(Records contained in a dataset)

★ ★ ★ ★

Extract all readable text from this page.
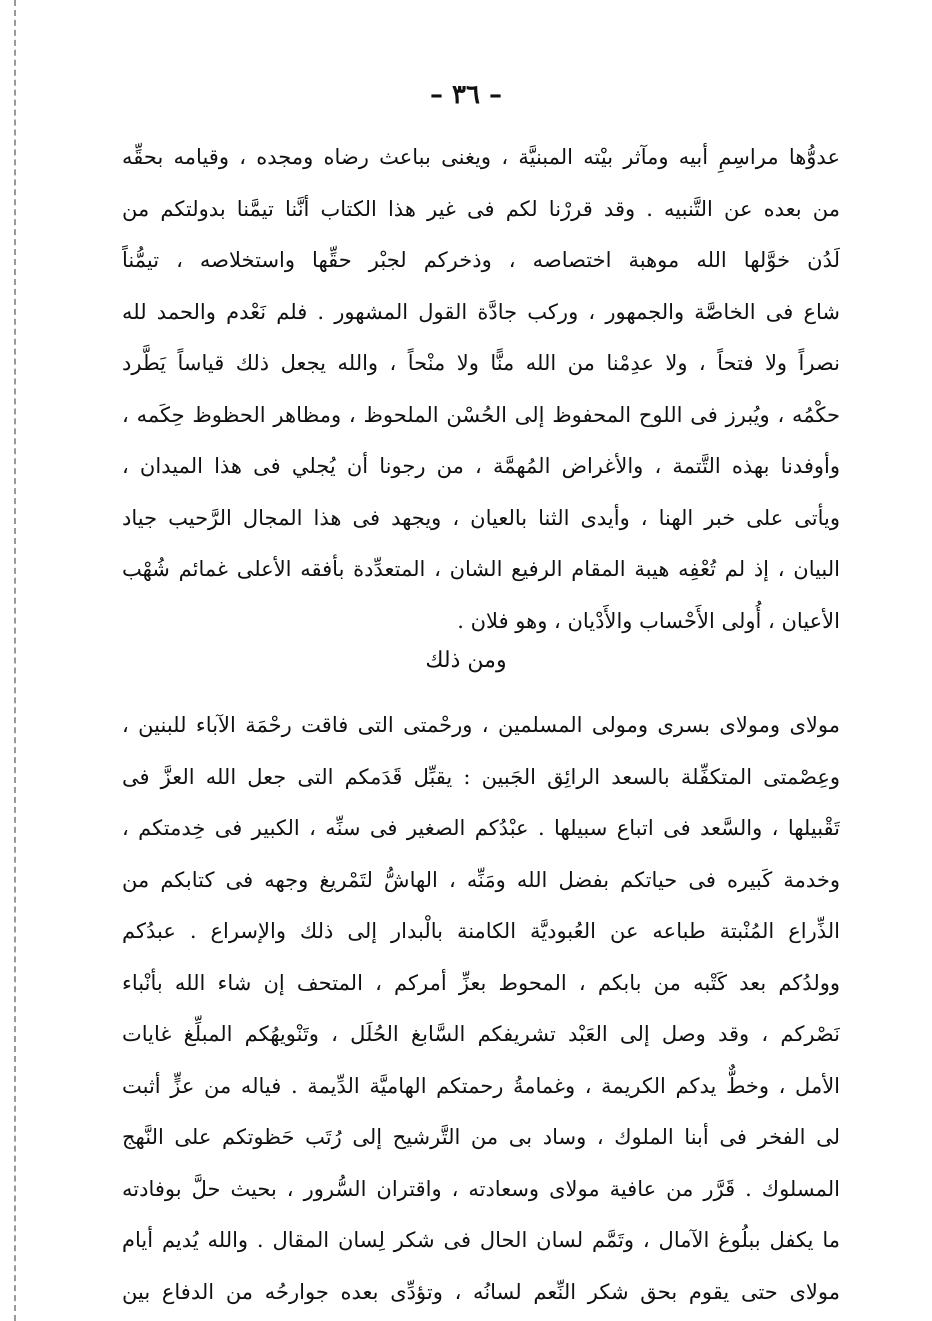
– ٣٦ –
عدوُّها مراسِمِ أبيه ومآثر بيْته المبنيَّة ، ويغنى بباعث رضاه ومجده ، وقيامه بحقِّه
من بعده عن التَّنبيه . وقد قررْنا لكم فى غير هذا الكتاب أنَّنا تيمَّنا بدولتكم من
لَدُن خوَّلها الله موهبة اختصاصه ، وذخركم لجبْر حقِّها واستخلاصه ، تيمُّناً
شاع فى الخاصَّة والجمهور ، وركب جادَّة القول المشهور . فلم نَعْدم والحمد لله
نصراً ولا فتحاً ، ولا عدِمْنا من الله منًّا ولا منْحاً ، والله يجعل ذلك قياساً يَطَّرد
حكْمُه ، ويُبرز فى اللوح المحفوظ إلى الحُسْن الملحوظ ، ومظاهر الحظوظ حِكَمه ،
وأوفدنا بهذه التَّتمة ، والأغراض المُهمَّة ، من رجونا أن يُجلي فى هذا الميدان ،
ويأتى على خبر الهنا ، وأيدى الثنا بالعيان ، ويجهد فى هذا المجال الرَّحيب جياد
البيان ، إذ لم تُعْفِه هيبة المقام الرفيع الشان ، المتعدِّدة بأفقه الأعلى غمائم شُهْب
الأعيان ، أُولى الأَحْساب والأَدْيان ، وهو فلان .
ومن ذلك
مولاى ومولاى بسرى ومولى المسلمين ، ورحْمتى التى فاقت رحْمَة الآباء للبنين ،
وعِصْمتى المتكفِّلة بالسعد الرائِق الجَبين : يقبِّل قَدَمكم التى جعل الله العزَّ فى
تَقْبيلها ، والسَّعد فى اتباع سبيلها . عبْدُكم الصغير فى سنِّه ، الكبير فى خِدمتكم ،
وخدمة كَبيره فى حياتكم بفضل الله ومَنِّه ، الهاشُّ لتَمْريغ وجهه فى كتابكم من
الذِّراع المُنْبتة طباعه عن العُبوديَّة الكامنة بالْبدار إلى ذلك والإسراع . عبدُكم
وولدُكم بعد كَتْبه من بابكم ، المحوط بعزِّ أمركم ، المتحف إن شاء الله بأنْباء
نَصْركم ، وقد وصل إلى العَبْد تشريفكم السَّابغ الحُلَل ، وتَنْويهُكم المبلِّغ غايات
الأمل ، وخطٌّ يدكم الكريمة ، وغمامةُ رحمتكم الهاميَّة الدِّيمة . فياله من عزٍّ أثبت
لى الفخر فى أبنا الملوك ، وساد بى من التَّرشيح إلى رُتَب حَظوتكم على النَّهج
المسلوك . قَرَّر من عافية مولاى وسعادته ، واقتران السُّرور ، بحيث حلَّ بوفادته
ما يكفل ببلُوغ الآمال ، وتَمَّم لسان الحال فى شكر لِسان المقال . والله يُديم أيام
مولاى حتى يقوم بحق شكر النِّعم لسانُه ، وتؤدِّى بعده جوارحُه من الدفاع بين
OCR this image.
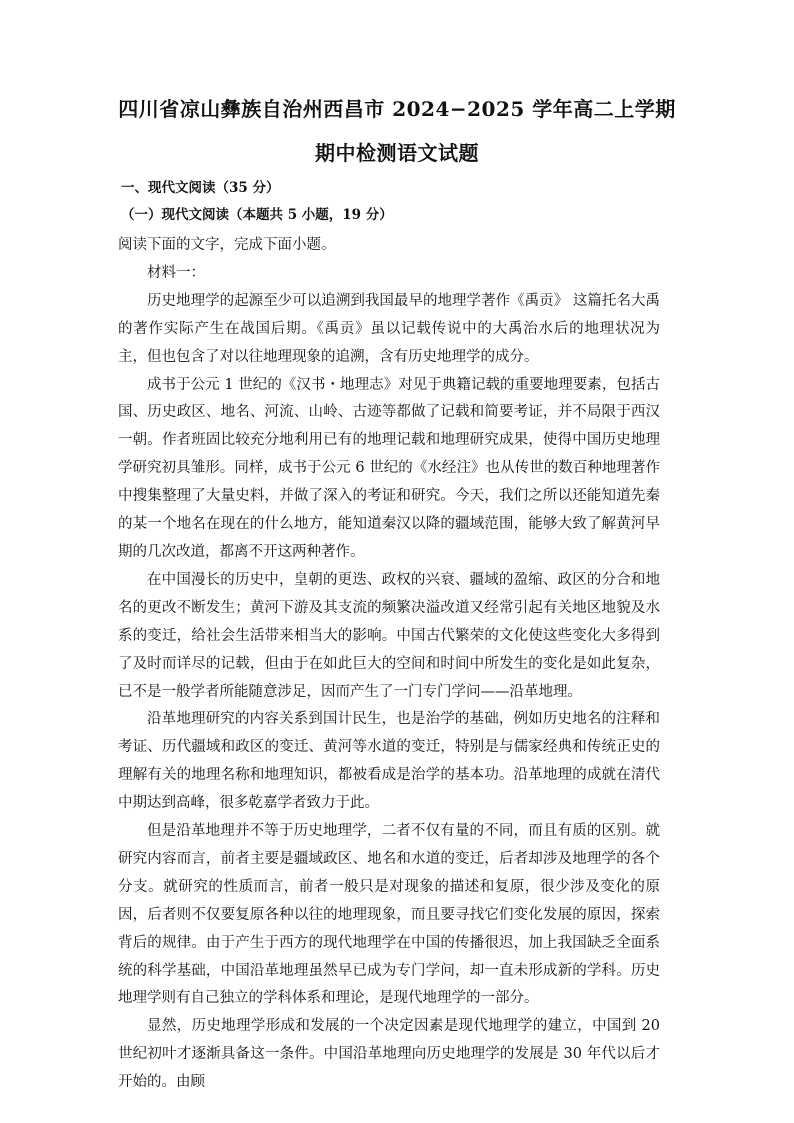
四川省凉山彝族自治州西昌市 2024−2025 学年高二上学期
期中检测语文试题
一、现代文阅读（35 分）
（一）现代文阅读（本题共 5 小题，19 分）

阅读下面的文字，完成下面小题。

材料一：

历史地理学的起源至少可以追溯到我国最早的地理学著作《禹贡》 这篇托名大禹的著作实际产生在战国后期。《禹贡》虽以记载传说中的大禹治水后的地理状况为主，但也包含了对以往地理现象的追溯，含有历史地理学的成分。

成书于公元 1 世纪的《汉书・地理志》对见于典籍记载的重要地理要素，包括古国、历史政区、地名、河流、山岭、古迹等都做了记载和简要考证，并不局限于西汉一朝。作者班固比较充分地利用已有的地理记载和地理研究成果，使得中国历史地理学研究初具雏形。同样，成书于公元 6 世纪的《水经注》也从传世的数百种地理著作中搜集整理了大量史料，并做了深入的考证和研究。今天，我们之所以还能知道先秦的某一个地名在现在的什么地方，能知道秦汉以降的疆域范围，能够大致了解黄河早期的几次改道，都离不开这两种著作。

在中国漫长的历史中，皇朝的更迭、政权的兴衰、疆域的盈缩、政区的分合和地名的更改不断发生；黄河下游及其支流的频繁决溢改道又经常引起有关地区地貌及水系的变迁，给社会生活带来相当大的影响。中国古代繁荣的文化使这些变化大多得到了及时而详尽的记载，但由于在如此巨大的空间和时间中所发生的变化是如此复杂，已不是一般学者所能随意涉足，因而产生了一门专门学问——沿革地理。

沿革地理研究的内容关系到国计民生，也是治学的基础，例如历史地名的注释和考证、历代疆域和政区的变迁、黄河等水道的变迁，特别是与儒家经典和传统正史的理解有关的地理名称和地理知识，都被看成是治学的基本功。沿革地理的成就在清代中期达到高峰，很多乾嘉学者致力于此。

但是沿革地理并不等于历史地理学，二者不仅有量的不同，而且有质的区别。就研究内容而言，前者主要是疆域政区、地名和水道的变迁，后者却涉及地理学的各个分支。就研究的性质而言，前者一般只是对现象的描述和复原，很少涉及变化的原因，后者则不仅要复原各种以往的地理现象，而且要寻找它们变化发展的原因，探索背后的规律。由于产生于西方的现代地理学在中国的传播很迟，加上我国缺乏全面系统的科学基础，中国沿革地理虽然早已成为专门学问，却一直未形成新的学科。历史地理学则有自己独立的学科体系和理论，是现代地理学的一部分。

显然，历史地理学形成和发展的一个决定因素是现代地理学的建立，中国到 20 世纪初叶才逐渐具备这一条件。中国沿革地理向历史地理学的发展是 30 年代以后才开始的。由顾
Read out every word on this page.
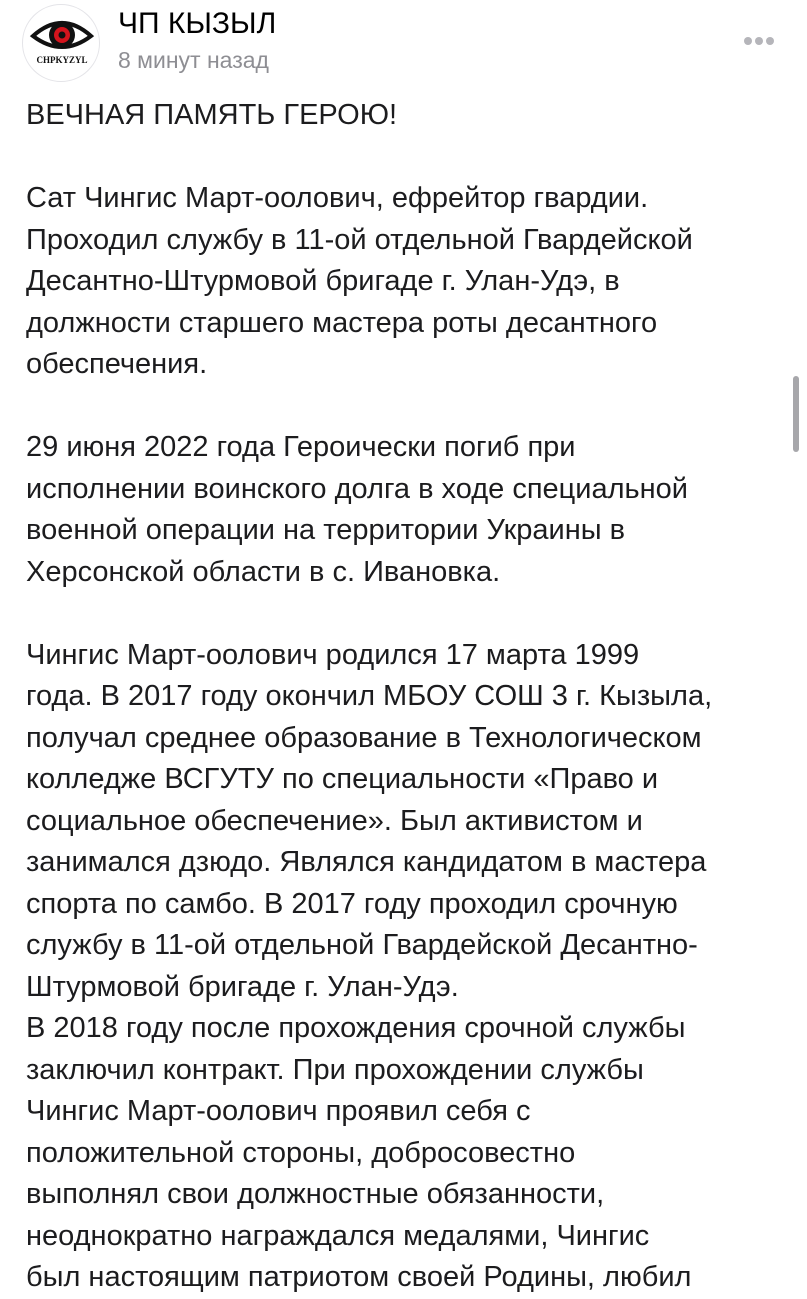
CHPKYZYL
ЧП КЫЗЫЛ
8 минут назад

ВЕЧНАЯ ПАМЯТЬ ГЕРОЮ!

Сат Чингис Март-оолович, ефрейтор гвардии.
Проходил службу в 11-ой отдельной Гвардейской
Десантно-Штурмовой бригаде г. Улан-Удэ, в
должности старшего мастера роты десантного
обеспечения.

29 июня 2022 года Героически погиб при
исполнении воинского долга в ходе специальной
военной операции на территории Украины в
Херсонской области в с. Ивановка.

Чингис Март-оолович родился 17 марта 1999
года. В 2017 году окончил МБОУ СОШ 3 г. Кызыла,
получал среднее образование в Технологическом
колледже ВСГУТУ по специальности «Право и
социальное обеспечение». Был активистом и
занимался дзюдо. Являлся кандидатом в мастера
спорта по самбо. В 2017 году проходил срочную
службу в 11-ой отдельной Гвардейской Десантно-
Штурмовой бригаде г. Улан-Удэ.

В 2018 году после прохождения срочной службы
заключил контракт. При прохождении службы
Чингис Март-оолович проявил себя с
положительной стороны, добросовестно
выполнял свои должностные обязанности,
неоднократно награждался медалями, Чингис
был настоящим патриотом своей Родины, любил
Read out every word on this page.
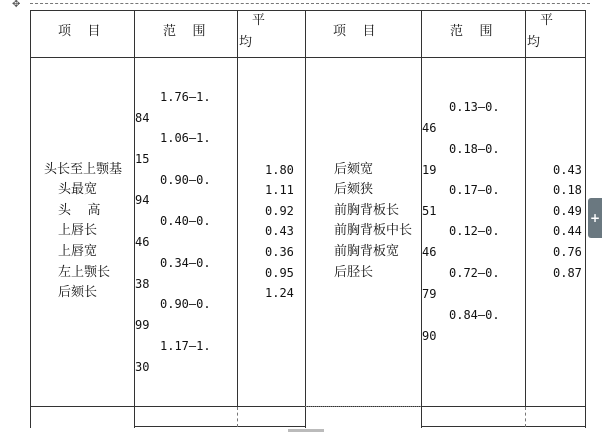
✥
项    目	范    围
平
均
项    目	范    围
平
均
头长至上颚基
头最宽
头    高
上唇长
上唇宽
左上颚长
后颏长
1.76—1.
84
1.06—1.
15
0.90—0.
94
0.40—0.
46
0.34—0.
38
0.90—0.
99
1.17—1.
30
1.80
1.11
0.92
0.43
0.36
0.95
1.24
后颏宽
后颏狭
前胸背板长
前胸背板中长
前胸背板宽
后胫长
0.13—0.
46
0.18—0.
19
0.17—0.
51
0.12—0.
46
0.72—0.
79
0.84—0.
90
0.43
0.18
0.49
0.44
0.76
0.87
+
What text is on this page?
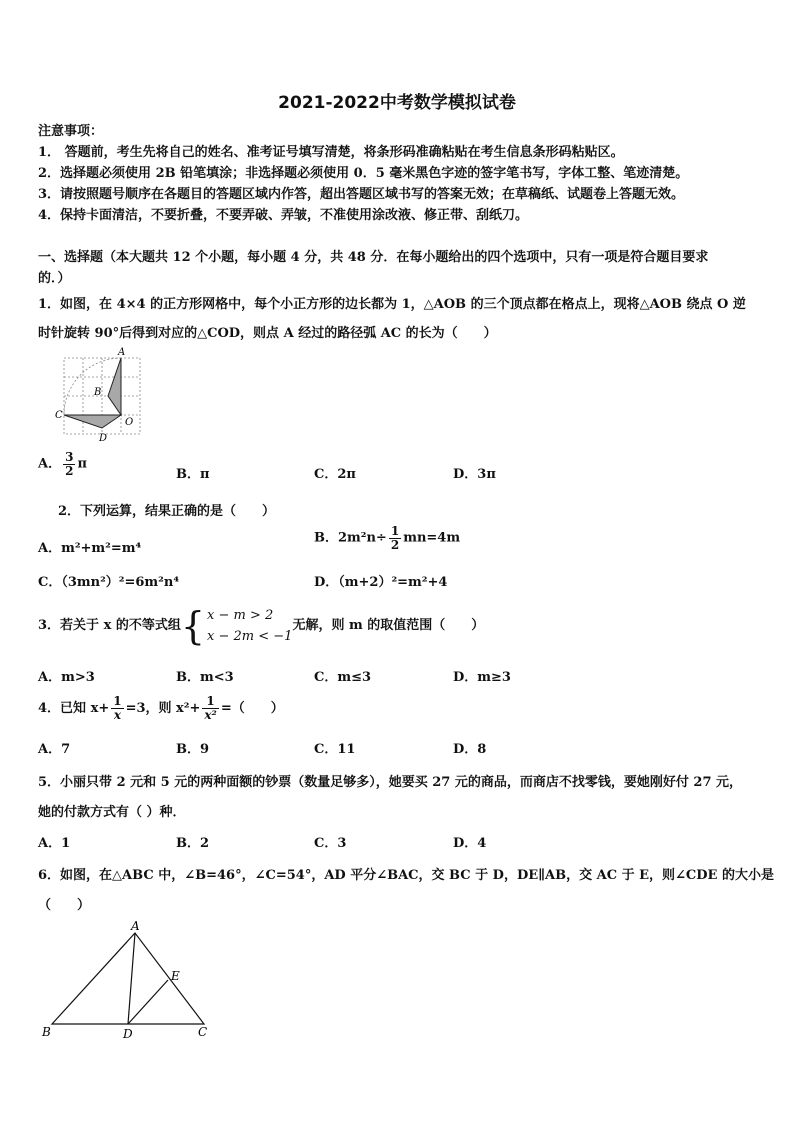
2021-2022中考数学模拟试卷
注意事项：
1． 答题前，考生先将自己的姓名、准考证号填写清楚，将条形码准确粘贴在考生信息条形码粘贴区。
2．选择题必须使用 2B 铅笔填涂；非选择题必须使用 0．5 毫米黑色字迹的签字笔书写，字体工整、笔迹清楚。
3．请按照题号顺序在各题目的答题区域内作答，超出答题区域书写的答案无效；在草稿纸、试题卷上答题无效。
4．保持卡面清洁，不要折叠，不要弄破、弄皱，不准使用涂改液、修正带、刮纸刀。
一、选择题（本大题共 12 个小题，每小题 4 分，共 48 分．在每小题给出的四个选项中，只有一项是符合题目要求
的．）
1．如图，在 4×4 的正方形网格中，每个小正方形的边长都为 1，△AOB 的三个顶点都在格点上，现将△AOB 绕点 O 逆
时针旋转 90°后得到对应的△COD，则点 A 经过的路径弧 AC 的长为（　　）
A
B
C
O
D
A． $\frac{3}{2}$ π
B．π	C．2π	D．3π
2．下列运算，结果正确的是（　　）
A．m²+m²=m⁴
B．$2m^2n\div \frac{1}{2} mn=4m$
C．（3mn²）²=6m²n⁴	D．（m+2）²=m²+4
3．若关于 x 的不等式组{ x − m > 2
x − 2m < −1
无解，则 m 的取值范围（　　）
A．m>3	B．m<3	C．m≤3	D．m≥3
4．已知 $x+ \frac{1}{x} =3$，则 $x^2+ \frac{1}{\text{x²}}$ =（　　）
A．7	B．9	C．11	D．8
5．小丽只带 2 元和 5 元的两种面额的钞票（数量足够多），她要买 27 元的商品，而商店不找零钱，要她刚好付 27 元，
她的付款方式有（ ）种．
A．1	B．2	C．3	D．4
6．如图，在△ABC 中，∠B=46°，∠C=54°，AD 平分∠BAC，交 BC 于 D，DE∥AB，交 AC 于 E，则∠CDE 的大小是
（　　）
A
B	C
D
E
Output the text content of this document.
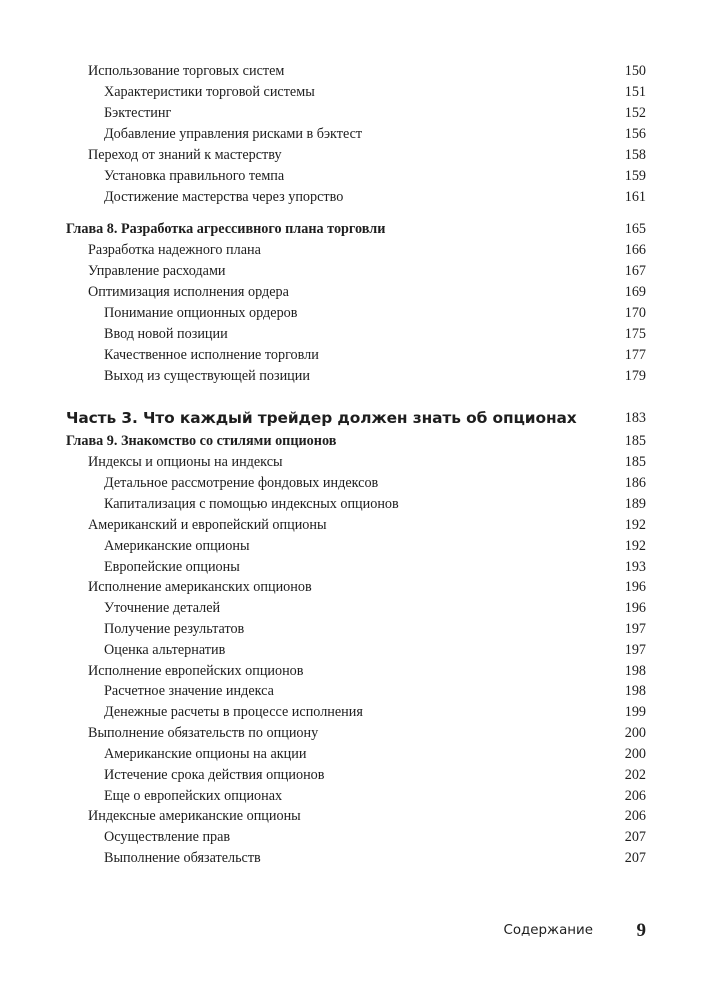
Использование торговых систем	150
Характеристики торговой системы	151
Бэктестинг	152
Добавление управления рисками в бэктест	156
Переход от знаний к мастерству	158
Установка правильного темпа	159
Достижение мастерства через упорство	161
Глава 8. Разработка агрессивного плана торговли	165
Разработка надежного плана	166
Управление расходами	167
Оптимизация исполнения ордера	169
Понимание опционных ордеров	170
Ввод новой позиции	175
Качественное исполнение торговли	177
Выход из существующей позиции	179
Часть 3. Что каждый трейдер должен знать об опционах	183
Глава 9. Знакомство со стилями опционов	185
Индексы и опционы на индексы	185
Детальное рассмотрение фондовых индексов	186
Капитализация с помощью индексных опционов	189
Американский и европейский опционы	192
Американские опционы	192
Европейские опционы	193
Исполнение американских опционов	196
Уточнение деталей	196
Получение результатов	197
Оценка альтернатив	197
Исполнение европейских опционов	198
Расчетное значение индекса	198
Денежные расчеты в процессе исполнения	199
Выполнение обязательств по опциону	200
Американские опционы на акции	200
Истечение срока действия опционов	202
Еще о европейских опционах	206
Индексные американские опционы	206
Осуществление прав	207
Выполнение обязательств	207
Содержание	9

★ ★ ★ ★

Where a line of the records above holds the word "Март", copy that line.

(TASK SOLUTION)
Сат Чингис Март-оолович, ефрейтор гвардии.
Чингис Март-оолович родился 17 марта 1999
Чингис Март-оолович проявил себя с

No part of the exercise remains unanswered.